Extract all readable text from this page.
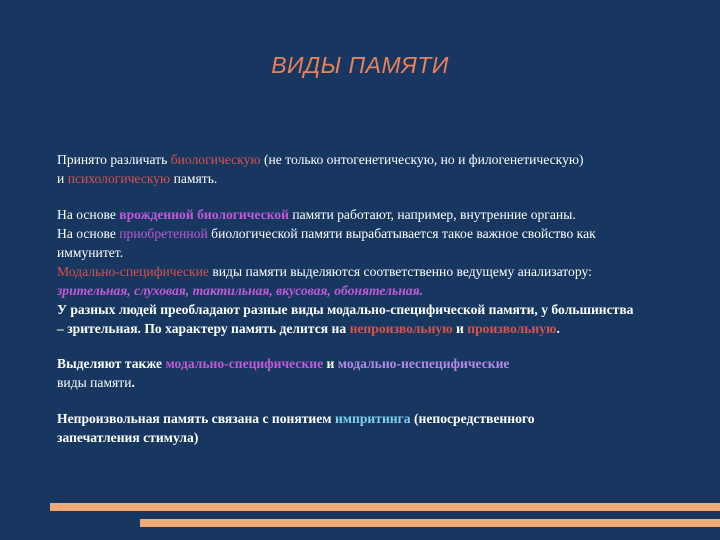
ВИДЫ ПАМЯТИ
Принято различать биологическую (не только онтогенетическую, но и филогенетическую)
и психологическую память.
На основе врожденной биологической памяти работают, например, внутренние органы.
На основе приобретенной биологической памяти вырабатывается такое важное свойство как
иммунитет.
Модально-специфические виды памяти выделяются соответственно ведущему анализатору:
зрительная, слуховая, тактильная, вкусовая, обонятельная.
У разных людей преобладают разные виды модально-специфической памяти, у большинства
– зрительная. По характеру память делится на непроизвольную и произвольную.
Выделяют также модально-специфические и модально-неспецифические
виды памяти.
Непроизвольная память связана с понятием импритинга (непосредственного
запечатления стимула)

-------------------------

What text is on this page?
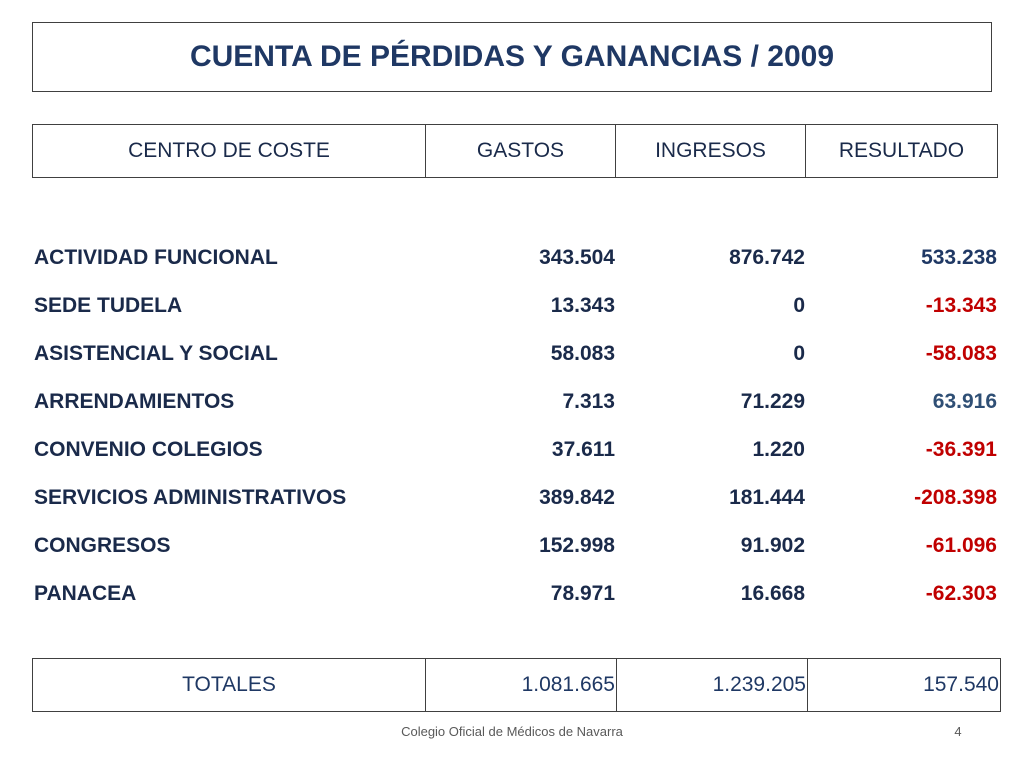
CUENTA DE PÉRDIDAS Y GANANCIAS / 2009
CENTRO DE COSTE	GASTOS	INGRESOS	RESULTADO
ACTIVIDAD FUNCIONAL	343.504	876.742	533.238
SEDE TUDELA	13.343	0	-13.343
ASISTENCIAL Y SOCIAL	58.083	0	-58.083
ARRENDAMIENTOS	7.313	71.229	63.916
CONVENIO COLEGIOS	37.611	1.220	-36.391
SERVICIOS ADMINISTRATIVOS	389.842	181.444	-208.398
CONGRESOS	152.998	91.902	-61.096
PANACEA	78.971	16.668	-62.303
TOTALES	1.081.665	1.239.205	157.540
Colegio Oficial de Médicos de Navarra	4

-------------------------

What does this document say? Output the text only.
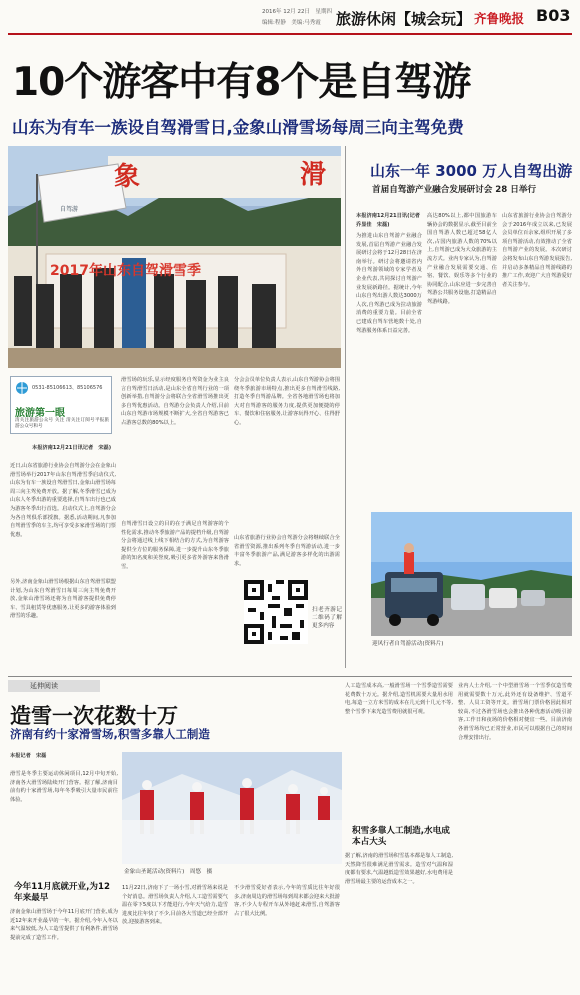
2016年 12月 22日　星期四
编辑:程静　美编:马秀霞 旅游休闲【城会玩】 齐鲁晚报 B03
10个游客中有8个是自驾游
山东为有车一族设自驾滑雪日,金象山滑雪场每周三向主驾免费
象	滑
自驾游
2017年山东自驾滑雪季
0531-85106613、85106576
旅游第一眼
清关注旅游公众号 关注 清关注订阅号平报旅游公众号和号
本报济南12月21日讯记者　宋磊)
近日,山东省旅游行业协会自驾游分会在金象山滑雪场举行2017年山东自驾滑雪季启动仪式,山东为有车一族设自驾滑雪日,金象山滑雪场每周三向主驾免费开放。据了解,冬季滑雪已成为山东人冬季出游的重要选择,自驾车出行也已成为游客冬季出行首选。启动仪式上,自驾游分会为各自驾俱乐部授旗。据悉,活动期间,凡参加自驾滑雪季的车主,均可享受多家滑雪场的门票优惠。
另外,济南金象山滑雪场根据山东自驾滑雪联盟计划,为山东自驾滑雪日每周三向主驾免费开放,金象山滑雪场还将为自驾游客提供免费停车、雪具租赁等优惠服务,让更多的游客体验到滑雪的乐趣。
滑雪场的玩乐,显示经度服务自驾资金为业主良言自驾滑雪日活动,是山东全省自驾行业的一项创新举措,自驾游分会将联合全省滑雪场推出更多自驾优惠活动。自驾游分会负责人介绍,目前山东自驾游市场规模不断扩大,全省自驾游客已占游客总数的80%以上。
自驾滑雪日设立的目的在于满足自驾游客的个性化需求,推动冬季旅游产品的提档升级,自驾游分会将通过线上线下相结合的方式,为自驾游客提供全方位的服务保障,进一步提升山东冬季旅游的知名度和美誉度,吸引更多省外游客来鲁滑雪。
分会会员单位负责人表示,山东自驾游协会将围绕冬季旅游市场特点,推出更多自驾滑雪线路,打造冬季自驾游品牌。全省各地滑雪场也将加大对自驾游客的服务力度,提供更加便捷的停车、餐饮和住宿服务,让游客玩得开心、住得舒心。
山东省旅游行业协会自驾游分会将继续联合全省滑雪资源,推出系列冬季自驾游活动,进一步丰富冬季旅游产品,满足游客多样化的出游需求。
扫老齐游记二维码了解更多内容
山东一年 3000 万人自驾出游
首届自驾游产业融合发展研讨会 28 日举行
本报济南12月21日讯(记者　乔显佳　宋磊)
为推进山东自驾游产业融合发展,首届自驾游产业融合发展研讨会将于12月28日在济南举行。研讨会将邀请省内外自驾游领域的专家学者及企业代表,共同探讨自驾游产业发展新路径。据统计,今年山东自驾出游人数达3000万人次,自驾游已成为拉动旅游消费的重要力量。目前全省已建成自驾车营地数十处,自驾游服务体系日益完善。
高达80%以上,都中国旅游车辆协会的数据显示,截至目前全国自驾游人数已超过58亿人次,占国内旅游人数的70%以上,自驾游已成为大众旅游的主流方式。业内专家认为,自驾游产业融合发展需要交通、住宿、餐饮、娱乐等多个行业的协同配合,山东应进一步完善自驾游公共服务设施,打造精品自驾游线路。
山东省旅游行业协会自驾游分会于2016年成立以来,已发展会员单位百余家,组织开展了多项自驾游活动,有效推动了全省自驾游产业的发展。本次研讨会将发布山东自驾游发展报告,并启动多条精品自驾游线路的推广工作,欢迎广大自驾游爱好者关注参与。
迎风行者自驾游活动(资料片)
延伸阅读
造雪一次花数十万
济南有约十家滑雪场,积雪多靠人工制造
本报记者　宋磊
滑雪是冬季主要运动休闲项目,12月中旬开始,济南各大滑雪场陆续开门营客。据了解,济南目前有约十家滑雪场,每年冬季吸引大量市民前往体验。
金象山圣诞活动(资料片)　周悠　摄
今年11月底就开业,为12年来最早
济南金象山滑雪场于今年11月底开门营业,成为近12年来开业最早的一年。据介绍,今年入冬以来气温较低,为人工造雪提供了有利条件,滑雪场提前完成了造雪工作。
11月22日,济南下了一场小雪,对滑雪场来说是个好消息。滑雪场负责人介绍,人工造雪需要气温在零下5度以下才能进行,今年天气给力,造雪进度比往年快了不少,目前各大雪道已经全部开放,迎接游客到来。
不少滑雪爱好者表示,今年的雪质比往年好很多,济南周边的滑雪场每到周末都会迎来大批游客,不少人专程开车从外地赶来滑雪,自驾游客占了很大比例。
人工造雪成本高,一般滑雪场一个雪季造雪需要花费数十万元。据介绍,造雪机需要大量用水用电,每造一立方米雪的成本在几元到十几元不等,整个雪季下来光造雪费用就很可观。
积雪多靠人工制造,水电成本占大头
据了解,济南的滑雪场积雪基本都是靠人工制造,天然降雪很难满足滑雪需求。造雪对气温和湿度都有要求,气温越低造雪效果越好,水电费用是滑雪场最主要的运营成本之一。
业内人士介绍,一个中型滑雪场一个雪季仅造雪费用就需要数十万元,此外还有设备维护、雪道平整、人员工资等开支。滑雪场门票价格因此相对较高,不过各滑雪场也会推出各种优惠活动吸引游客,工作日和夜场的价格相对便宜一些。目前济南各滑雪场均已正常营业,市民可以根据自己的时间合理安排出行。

-------------------------

Every line that holds the string "text" should be returned.

Extract all readable text from this page.
What text is on this page?
What does this document say? Output the text only.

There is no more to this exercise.